(Records contained in a dataset)
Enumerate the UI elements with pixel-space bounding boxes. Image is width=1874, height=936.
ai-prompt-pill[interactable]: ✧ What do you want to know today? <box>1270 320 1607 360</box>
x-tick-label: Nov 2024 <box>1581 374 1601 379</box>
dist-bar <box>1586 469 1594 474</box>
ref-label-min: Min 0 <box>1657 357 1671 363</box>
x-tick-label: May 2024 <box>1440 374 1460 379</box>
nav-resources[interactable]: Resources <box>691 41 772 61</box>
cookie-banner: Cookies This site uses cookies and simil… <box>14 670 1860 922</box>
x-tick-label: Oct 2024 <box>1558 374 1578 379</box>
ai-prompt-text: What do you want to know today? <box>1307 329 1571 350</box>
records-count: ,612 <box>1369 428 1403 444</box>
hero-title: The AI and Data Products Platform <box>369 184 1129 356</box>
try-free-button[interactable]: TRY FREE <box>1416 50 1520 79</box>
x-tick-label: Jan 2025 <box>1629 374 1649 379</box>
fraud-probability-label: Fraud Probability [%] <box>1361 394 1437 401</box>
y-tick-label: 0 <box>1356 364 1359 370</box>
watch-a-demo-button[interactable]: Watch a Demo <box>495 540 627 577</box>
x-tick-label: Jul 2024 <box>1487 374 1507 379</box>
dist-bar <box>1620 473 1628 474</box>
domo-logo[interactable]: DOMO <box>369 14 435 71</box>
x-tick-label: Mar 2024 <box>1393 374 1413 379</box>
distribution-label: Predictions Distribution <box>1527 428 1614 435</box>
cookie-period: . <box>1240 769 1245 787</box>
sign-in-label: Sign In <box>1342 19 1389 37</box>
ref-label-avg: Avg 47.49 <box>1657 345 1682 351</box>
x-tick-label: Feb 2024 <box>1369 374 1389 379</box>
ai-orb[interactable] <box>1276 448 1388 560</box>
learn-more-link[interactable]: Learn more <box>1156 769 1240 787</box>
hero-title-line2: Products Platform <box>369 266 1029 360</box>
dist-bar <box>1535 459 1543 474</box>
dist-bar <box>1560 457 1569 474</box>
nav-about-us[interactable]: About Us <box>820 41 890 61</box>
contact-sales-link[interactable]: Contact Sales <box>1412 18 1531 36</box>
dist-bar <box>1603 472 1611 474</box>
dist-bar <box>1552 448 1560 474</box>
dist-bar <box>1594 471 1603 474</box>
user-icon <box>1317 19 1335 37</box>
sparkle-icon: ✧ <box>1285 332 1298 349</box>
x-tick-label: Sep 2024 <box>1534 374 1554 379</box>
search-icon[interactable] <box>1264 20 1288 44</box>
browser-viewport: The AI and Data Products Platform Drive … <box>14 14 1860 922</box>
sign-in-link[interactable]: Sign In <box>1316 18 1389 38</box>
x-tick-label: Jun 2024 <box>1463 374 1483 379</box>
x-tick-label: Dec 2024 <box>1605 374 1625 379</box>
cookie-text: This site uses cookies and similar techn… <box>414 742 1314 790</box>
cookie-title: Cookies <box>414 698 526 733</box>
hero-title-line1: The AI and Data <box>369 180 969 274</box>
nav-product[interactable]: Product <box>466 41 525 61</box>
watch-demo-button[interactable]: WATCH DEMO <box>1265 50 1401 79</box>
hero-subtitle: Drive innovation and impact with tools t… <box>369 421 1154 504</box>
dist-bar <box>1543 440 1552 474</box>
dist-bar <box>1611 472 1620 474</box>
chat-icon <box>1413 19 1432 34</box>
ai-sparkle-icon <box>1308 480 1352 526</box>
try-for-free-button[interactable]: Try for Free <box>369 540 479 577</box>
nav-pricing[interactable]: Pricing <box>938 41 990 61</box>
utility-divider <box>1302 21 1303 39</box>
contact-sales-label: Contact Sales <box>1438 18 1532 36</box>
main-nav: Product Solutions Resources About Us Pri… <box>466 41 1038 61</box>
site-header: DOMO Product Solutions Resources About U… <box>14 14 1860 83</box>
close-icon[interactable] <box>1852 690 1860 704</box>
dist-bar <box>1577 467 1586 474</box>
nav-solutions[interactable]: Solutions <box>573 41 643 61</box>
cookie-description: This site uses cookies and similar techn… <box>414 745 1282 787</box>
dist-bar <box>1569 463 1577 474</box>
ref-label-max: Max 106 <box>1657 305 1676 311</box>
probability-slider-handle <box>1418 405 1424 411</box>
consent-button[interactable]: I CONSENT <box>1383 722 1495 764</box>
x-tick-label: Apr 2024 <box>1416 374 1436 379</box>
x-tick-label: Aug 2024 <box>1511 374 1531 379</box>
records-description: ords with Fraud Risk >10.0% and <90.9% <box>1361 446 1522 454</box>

**What you are asked to do:** Rewrite the part of the records that opens at the first line and closes with the line containing "x-tick-label: Nov 2024" as a JSON list of strings, one string per line, leaving out blank lines.

**Response to the task:**
[
  "Enumerate the UI elements with pixel-space bounding boxes. Image is width=1874, height=936.",
  "ai-prompt-pill[interactable]: ✧ What do you want to know today? <box>1270 320 1607 360</box>",
  "x-tick-label: Nov 2024 <box>1581 374 1601 379</box>"
]